## AIM
Retype every entry word for word.

## DATA SECTION

══════════

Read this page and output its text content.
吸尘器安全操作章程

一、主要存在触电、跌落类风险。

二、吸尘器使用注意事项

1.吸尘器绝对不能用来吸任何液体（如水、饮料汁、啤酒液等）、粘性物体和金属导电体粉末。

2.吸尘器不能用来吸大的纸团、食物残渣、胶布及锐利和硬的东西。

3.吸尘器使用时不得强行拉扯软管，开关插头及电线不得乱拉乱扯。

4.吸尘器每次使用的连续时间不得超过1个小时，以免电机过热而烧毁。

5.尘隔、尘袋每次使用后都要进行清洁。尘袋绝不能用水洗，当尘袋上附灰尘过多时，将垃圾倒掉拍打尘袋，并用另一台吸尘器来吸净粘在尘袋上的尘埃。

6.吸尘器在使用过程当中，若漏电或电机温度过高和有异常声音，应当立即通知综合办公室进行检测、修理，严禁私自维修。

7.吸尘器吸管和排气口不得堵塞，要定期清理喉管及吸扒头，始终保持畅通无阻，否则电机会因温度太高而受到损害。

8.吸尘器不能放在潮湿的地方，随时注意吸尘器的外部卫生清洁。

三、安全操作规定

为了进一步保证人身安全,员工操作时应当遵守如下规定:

══════════

## CORRECT RESULT
Read this page and output its text content.
吸尘器安全操作章程

一、主要存在触电、跌落类风险。

二、吸尘器使用注意事项

1.吸尘器绝对不能用来吸任何液体（如水、饮料汁、啤酒液等）、粘性物体和金属导电体粉末。

2.吸尘器不能用来吸大的纸团、食物残渣、胶布及锐利和硬的东西。

3.吸尘器使用时不得强行拉扯软管，开关插头及电线不得乱拉乱扯。

4.吸尘器每次使用的连续时间不得超过1个小时，以免电机过热而烧毁。

5.尘隔、尘袋每次使用后都要进行清洁。尘袋绝不能用水洗，当尘袋上附灰尘过多时，将垃圾倒掉拍打尘袋，并用另一台吸尘器来吸净粘在尘袋上的尘埃。

6.吸尘器在使用过程当中，若漏电或电机温度过高和有异常声音，应当立即通知综合办公室进行检测、修理，严禁私自维修。

7.吸尘器吸管和排气口不得堵塞，要定期清理喉管及吸扒头，始终保持畅通无阻，否则电机会因温度太高而受到损害。

8.吸尘器不能放在潮湿的地方，随时注意吸尘器的外部卫生清洁。

三、安全操作规定

为了进一步保证人身安全,员工操作时应当遵守如下规定:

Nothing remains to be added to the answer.